_WHAT THE TASK REQUIRES_
Without including any pictures, write out all the entries exactly.
-=-=-=-=-
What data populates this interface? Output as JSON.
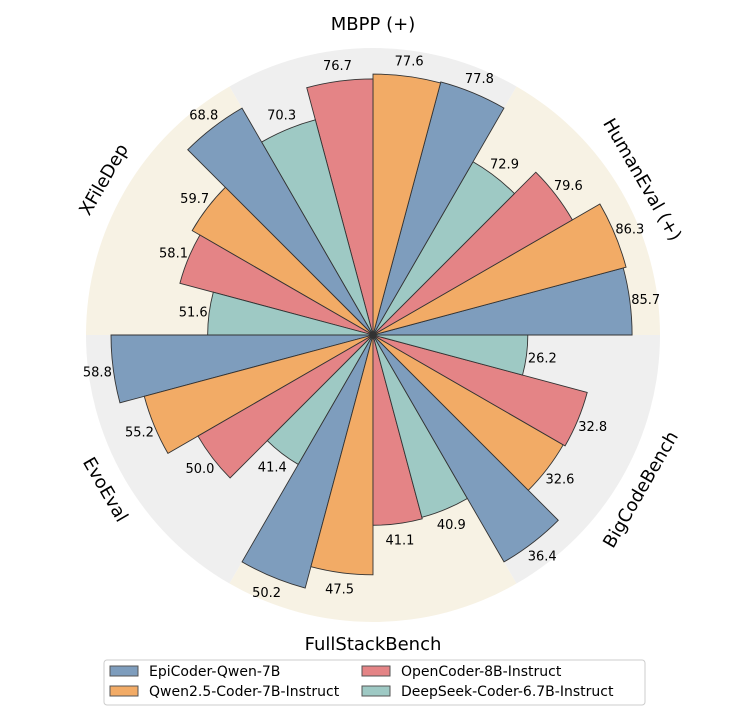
{
  "chart_data": {
    "type": "polar-bar",
    "title": "",
    "categories": [
      "HumanEval (+)",
      "MBPP (+)",
      "XFileDep",
      "EvoEval",
      "FullStackBench",
      "BigCodeBench"
    ],
    "series": [
      {
        "name": "EpiCoder-Qwen-7B",
        "color": "#7e9dbd",
        "values": [
          85.7,
          77.8,
          68.8,
          58.8,
          50.2,
          36.4
        ]
      },
      {
        "name": "Qwen2.5-Coder-7B-Instruct",
        "color": "#f2ab66",
        "values": [
          86.3,
          77.6,
          59.7,
          55.2,
          47.5,
          32.6
        ]
      },
      {
        "name": "OpenCoder-8B-Instruct",
        "color": "#e48486",
        "values": [
          79.6,
          76.7,
          58.1,
          50.0,
          41.1,
          32.8
        ]
      },
      {
        "name": "DeepSeek-Coder-6.7B-Instruct",
        "color": "#9ec9c4",
        "values": [
          72.9,
          70.3,
          51.6,
          41.4,
          40.9,
          26.2
        ]
      }
    ],
    "sector_colors": [
      "#f7f2e4",
      "#efefef",
      "#f7f2e4",
      "#efefef",
      "#f7f2e4",
      "#efefef"
    ],
    "normalization": "per-category",
    "legend_position": "bottom"
  }
}
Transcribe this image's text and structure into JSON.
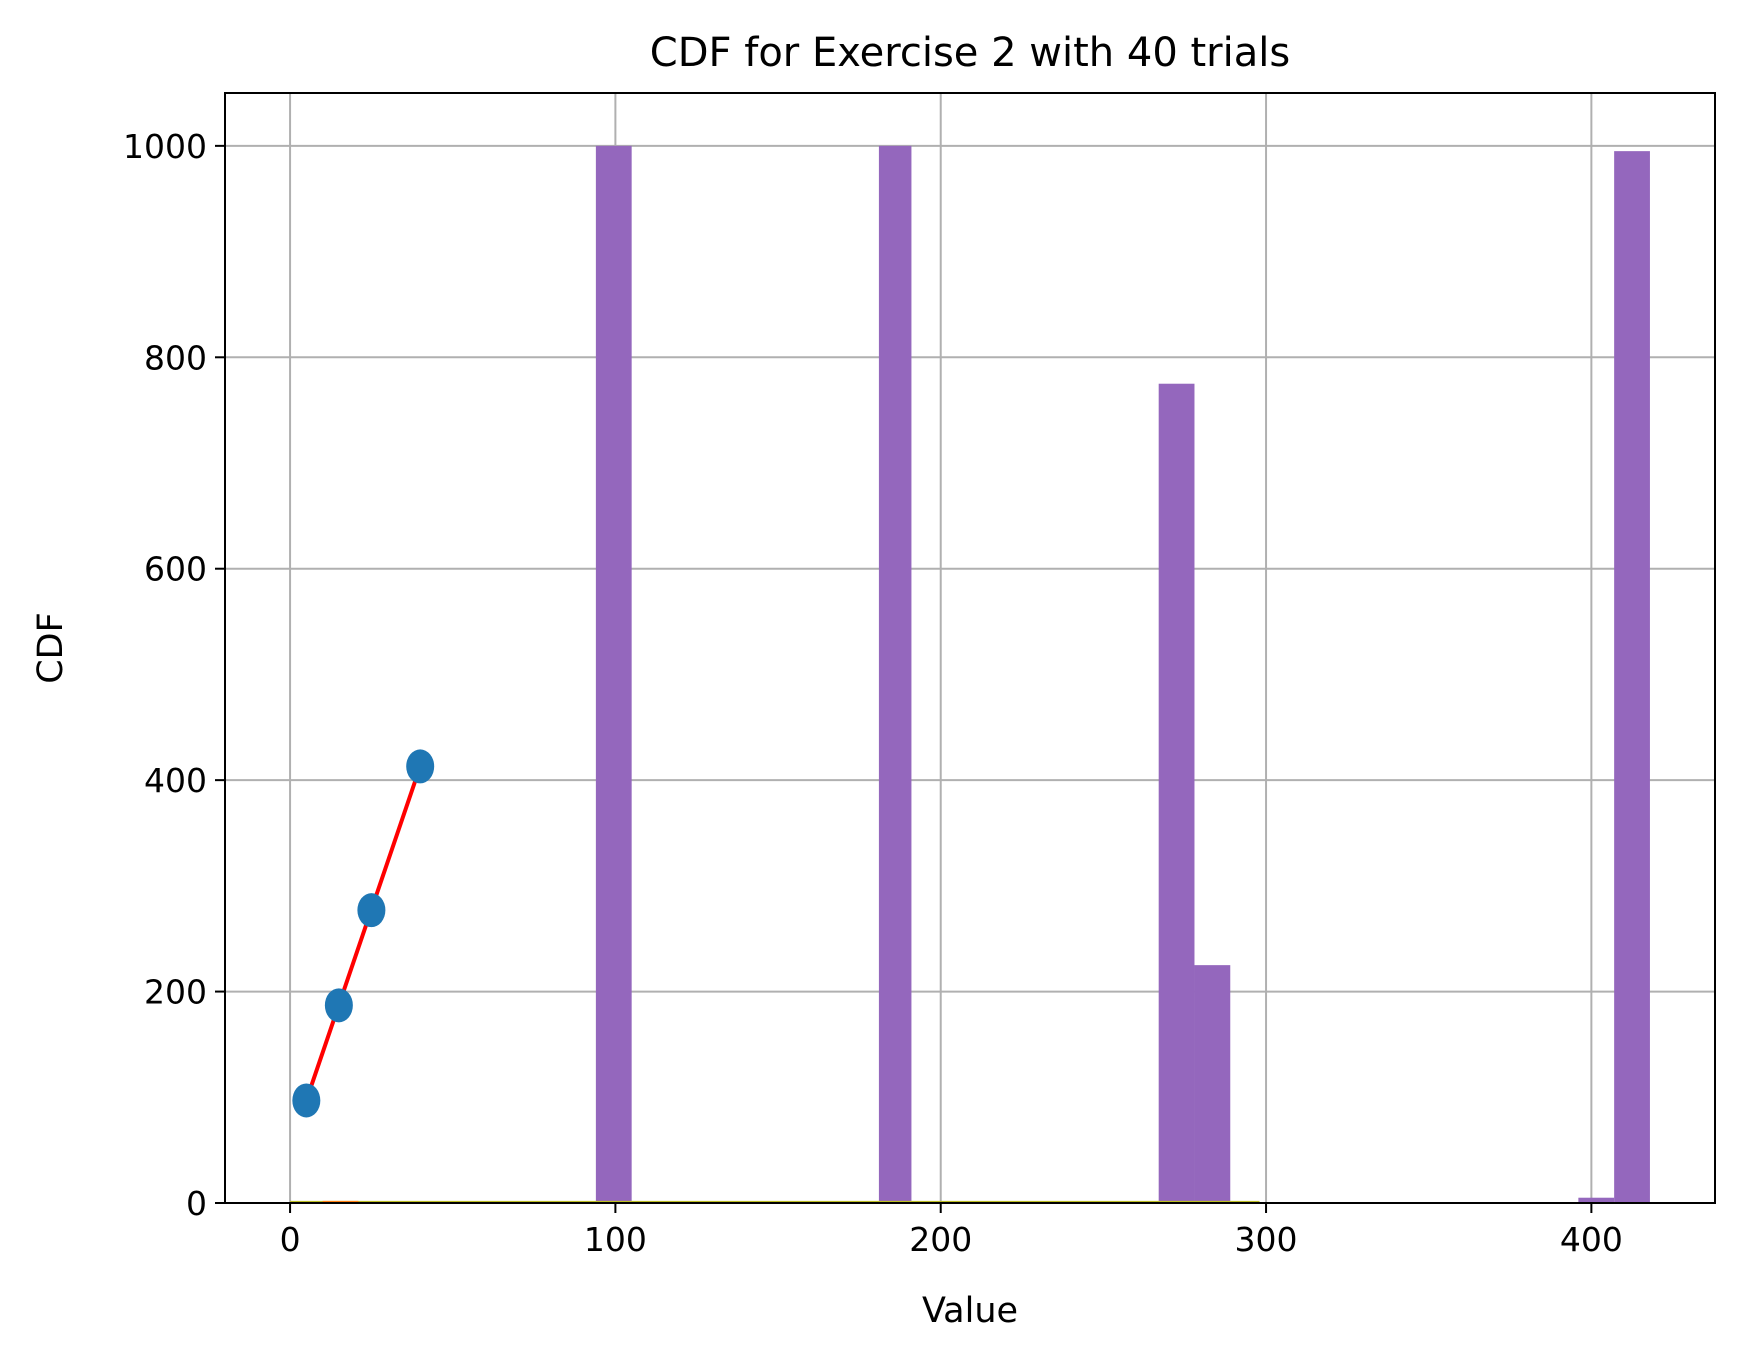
{
  "chart_data": {
    "type": "bar",
    "title": "CDF for Exercise 2 with 40 trials",
    "xlabel": "Value",
    "ylabel": "CDF",
    "xlim": [
      -20,
      438
    ],
    "ylim": [
      0,
      1050
    ],
    "xticks": [
      0,
      100,
      200,
      300,
      400
    ],
    "yticks": [
      0,
      200,
      400,
      600,
      800,
      1000
    ],
    "grid": true,
    "colors": {
      "histogram": "#9467bd",
      "scatter": "#1f77b4",
      "line": "#ff0000",
      "baseline_orange": "#ff7f0e",
      "baseline_olive": "#bcbd22"
    },
    "histogram_bins": [
      {
        "x0": 94,
        "x1": 105,
        "value": 1000
      },
      {
        "x0": 181,
        "x1": 191,
        "value": 1000
      },
      {
        "x0": 267,
        "x1": 278,
        "value": 775
      },
      {
        "x0": 278,
        "x1": 289,
        "value": 225
      },
      {
        "x0": 396,
        "x1": 407,
        "value": 5
      },
      {
        "x0": 407,
        "x1": 418,
        "value": 995
      }
    ],
    "scatter_points": [
      {
        "x": 5,
        "y": 97
      },
      {
        "x": 15,
        "y": 187
      },
      {
        "x": 25,
        "y": 277
      },
      {
        "x": 40,
        "y": 413
      }
    ],
    "line_points": [
      {
        "x": 5,
        "y": 97
      },
      {
        "x": 40,
        "y": 413
      }
    ],
    "baseline_segments": [
      {
        "series": "olive",
        "x0": 0,
        "x1": 298,
        "value": 2
      },
      {
        "series": "orange",
        "x0": 10,
        "x1": 21,
        "value": 2
      }
    ]
  }
}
-=-=-=-=-
_ANSWER FOR THIS EXERCISE_
What data populates this interface? Output as JSON.
{
  "chart_data": {
    "type": "polar-bar",
    "title": "",
    "categories": [
      "HumanEval (+)",
      "MBPP (+)",
      "XFileDep",
      "EvoEval",
      "FullStackBench",
      "BigCodeBench"
    ],
    "series": [
      {
        "name": "EpiCoder-Qwen-7B",
        "color": "#7e9dbd",
        "values": [
          85.7,
          77.8,
          68.8,
          58.8,
          50.2,
          36.4
        ]
      },
      {
        "name": "Qwen2.5-Coder-7B-Instruct",
        "color": "#f2ab66",
        "values": [
          86.3,
          77.6,
          59.7,
          55.2,
          47.5,
          32.6
        ]
      },
      {
        "name": "OpenCoder-8B-Instruct",
        "color": "#e48486",
        "values": [
          79.6,
          76.7,
          58.1,
          50.0,
          41.1,
          32.8
        ]
      },
      {
        "name": "DeepSeek-Coder-6.7B-Instruct",
        "color": "#9ec9c4",
        "values": [
          72.9,
          70.3,
          51.6,
          41.4,
          40.9,
          26.2
        ]
      }
    ],
    "sector_colors": [
      "#f7f2e4",
      "#efefef",
      "#f7f2e4",
      "#efefef",
      "#f7f2e4",
      "#efefef"
    ],
    "normalization": "per-category",
    "legend_position": "bottom"
  }
}
Transcribe this image's text and structure into JSON.
{
  "chart_data": {
    "type": "bar",
    "title": "CDF for Exercise 2 with 40 trials",
    "xlabel": "Value",
    "ylabel": "CDF",
    "xlim": [
      -20,
      438
    ],
    "ylim": [
      0,
      1050
    ],
    "xticks": [
      0,
      100,
      200,
      300,
      400
    ],
    "yticks": [
      0,
      200,
      400,
      600,
      800,
      1000
    ],
    "grid": true,
    "colors": {
      "histogram": "#9467bd",
      "scatter": "#1f77b4",
      "line": "#ff0000",
      "baseline_orange": "#ff7f0e",
      "baseline_olive": "#bcbd22"
    },
    "histogram_bins": [
      {
        "x0": 94,
        "x1": 105,
        "value": 1000
      },
      {
        "x0": 181,
        "x1": 191,
        "value": 1000
      },
      {
        "x0": 267,
        "x1": 278,
        "value": 775
      },
      {
        "x0": 278,
        "x1": 289,
        "value": 225
      },
      {
        "x0": 396,
        "x1": 407,
        "value": 5
      },
      {
        "x0": 407,
        "x1": 418,
        "value": 995
      }
    ],
    "scatter_points": [
      {
        "x": 5,
        "y": 97
      },
      {
        "x": 15,
        "y": 187
      },
      {
        "x": 25,
        "y": 277
      },
      {
        "x": 40,
        "y": 413
      }
    ],
    "line_points": [
      {
        "x": 5,
        "y": 97
      },
      {
        "x": 40,
        "y": 413
      }
    ],
    "baseline_segments": [
      {
        "series": "olive",
        "x0": 0,
        "x1": 298,
        "value": 2
      },
      {
        "series": "orange",
        "x0": 10,
        "x1": 21,
        "value": 2
      }
    ]
  }
}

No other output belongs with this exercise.